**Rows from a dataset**
■ ■ ■ ■ ■
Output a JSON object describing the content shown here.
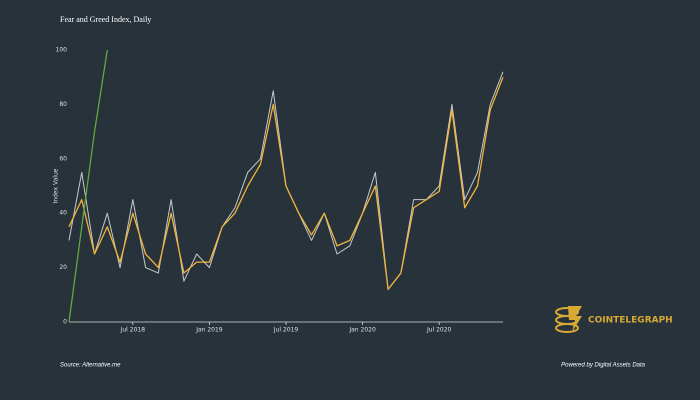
{
  "chart_data": {
    "type": "line",
    "title": "Fear and Greed Index, Daily",
    "ylabel": "Index Value",
    "source": "Source: Alternative.me",
    "credit": "Powered by Digital Assets Data",
    "brand": "COINTELEGRAPH",
    "xlim": [
      "2018-02",
      "2020-12"
    ],
    "xticks": [
      {
        "value": "2018-07",
        "label": "Jul 2018"
      },
      {
        "value": "2019-01",
        "label": "Jan 2019"
      },
      {
        "value": "2019-07",
        "label": "Jul 2019"
      },
      {
        "value": "2020-01",
        "label": "Jan 2020"
      },
      {
        "value": "2020-07",
        "label": "Jul 2020"
      }
    ],
    "ylim": [
      0,
      100
    ],
    "yticks": [
      0,
      20,
      40,
      60,
      80,
      100
    ],
    "series": [
      {
        "color": "#c9c9c9",
        "width": 1,
        "x": [
          "2018-02",
          "2018-03",
          "2018-04",
          "2018-05",
          "2018-06",
          "2018-07",
          "2018-08",
          "2018-09",
          "2018-10",
          "2018-11",
          "2018-12",
          "2019-01",
          "2019-02",
          "2019-03",
          "2019-04",
          "2019-05",
          "2019-06",
          "2019-07",
          "2019-08",
          "2019-09",
          "2019-10",
          "2019-11",
          "2019-12",
          "2020-01",
          "2020-02",
          "2020-03",
          "2020-04",
          "2020-05",
          "2020-06",
          "2020-07",
          "2020-08",
          "2020-09",
          "2020-10",
          "2020-11",
          "2020-12"
        ],
        "values": [
          30,
          55,
          25,
          40,
          20,
          45,
          20,
          18,
          45,
          15,
          25,
          20,
          35,
          42,
          55,
          60,
          85,
          50,
          40,
          30,
          40,
          25,
          28,
          40,
          55,
          12,
          18,
          45,
          45,
          50,
          80,
          45,
          55,
          80,
          92
        ]
      },
      {
        "color": "#f0b43c",
        "width": 1.3,
        "x": [
          "2018-02",
          "2018-03",
          "2018-04",
          "2018-05",
          "2018-06",
          "2018-07",
          "2018-08",
          "2018-09",
          "2018-10",
          "2018-11",
          "2018-12",
          "2019-01",
          "2019-02",
          "2019-03",
          "2019-04",
          "2019-05",
          "2019-06",
          "2019-07",
          "2019-08",
          "2019-09",
          "2019-10",
          "2019-11",
          "2019-12",
          "2020-01",
          "2020-02",
          "2020-03",
          "2020-04",
          "2020-05",
          "2020-06",
          "2020-07",
          "2020-08",
          "2020-09",
          "2020-10",
          "2020-11",
          "2020-12"
        ],
        "values": [
          35,
          45,
          25,
          35,
          22,
          40,
          25,
          20,
          40,
          18,
          22,
          22,
          35,
          40,
          50,
          58,
          80,
          50,
          40,
          32,
          40,
          28,
          30,
          40,
          50,
          12,
          18,
          42,
          45,
          48,
          78,
          42,
          50,
          78,
          90
        ]
      },
      {
        "color": "#5fa844",
        "width": 1.3,
        "x": [
          "2018-02",
          "2018-03",
          "2018-04",
          "2018-05"
        ],
        "values": [
          0,
          35,
          70,
          100
        ]
      }
    ]
  }
}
■ ■ ■ ■ ■
Go through the material above and copy each line that has the word "Index".

    "title": "Fear and Greed Index, Daily",
    "ylabel": "Index Value",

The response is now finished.